__Instruction__.
Copy out each line featuring the string "Чакканаев" from the entries beneath.

__Record set__.
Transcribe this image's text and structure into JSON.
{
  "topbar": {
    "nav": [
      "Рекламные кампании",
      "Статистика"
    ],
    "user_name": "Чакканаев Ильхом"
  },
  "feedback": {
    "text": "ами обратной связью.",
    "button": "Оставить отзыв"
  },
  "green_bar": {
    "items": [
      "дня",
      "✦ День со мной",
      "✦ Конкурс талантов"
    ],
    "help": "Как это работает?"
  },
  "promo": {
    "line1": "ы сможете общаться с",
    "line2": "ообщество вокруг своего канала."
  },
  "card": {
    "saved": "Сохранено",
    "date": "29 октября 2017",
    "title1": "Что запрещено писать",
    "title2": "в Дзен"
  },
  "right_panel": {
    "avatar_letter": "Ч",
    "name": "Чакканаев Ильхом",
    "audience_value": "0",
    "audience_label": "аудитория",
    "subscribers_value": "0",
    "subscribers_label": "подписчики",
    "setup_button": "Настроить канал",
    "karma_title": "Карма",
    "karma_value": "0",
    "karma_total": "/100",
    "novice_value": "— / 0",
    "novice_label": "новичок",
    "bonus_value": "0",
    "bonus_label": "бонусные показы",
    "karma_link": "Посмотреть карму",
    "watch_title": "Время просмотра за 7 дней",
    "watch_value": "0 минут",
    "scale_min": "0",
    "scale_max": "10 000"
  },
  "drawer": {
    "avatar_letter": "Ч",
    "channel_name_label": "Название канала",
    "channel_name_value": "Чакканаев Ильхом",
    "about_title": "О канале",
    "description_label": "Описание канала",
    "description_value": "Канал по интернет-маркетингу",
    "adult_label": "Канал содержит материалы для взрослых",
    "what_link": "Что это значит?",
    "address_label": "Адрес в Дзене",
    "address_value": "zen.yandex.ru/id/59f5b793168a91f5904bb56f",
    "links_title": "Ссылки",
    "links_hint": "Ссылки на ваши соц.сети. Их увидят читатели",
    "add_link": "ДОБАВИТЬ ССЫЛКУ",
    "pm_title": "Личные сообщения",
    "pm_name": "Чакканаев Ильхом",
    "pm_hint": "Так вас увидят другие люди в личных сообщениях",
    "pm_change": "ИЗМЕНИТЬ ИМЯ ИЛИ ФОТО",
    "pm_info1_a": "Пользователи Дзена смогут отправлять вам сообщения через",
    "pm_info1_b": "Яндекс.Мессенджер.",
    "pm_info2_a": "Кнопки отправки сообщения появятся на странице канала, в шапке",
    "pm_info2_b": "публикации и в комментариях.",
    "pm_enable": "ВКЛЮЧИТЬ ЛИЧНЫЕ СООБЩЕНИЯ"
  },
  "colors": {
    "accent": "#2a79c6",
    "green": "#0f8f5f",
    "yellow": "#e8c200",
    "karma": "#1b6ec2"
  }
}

__Result below__.
    "user_name": "Чакканаев Ильхом"
    "name": "Чакканаев Ильхом",
    "channel_name_value": "Чакканаев Ильхом",
    "pm_name": "Чакканаев Ильхом",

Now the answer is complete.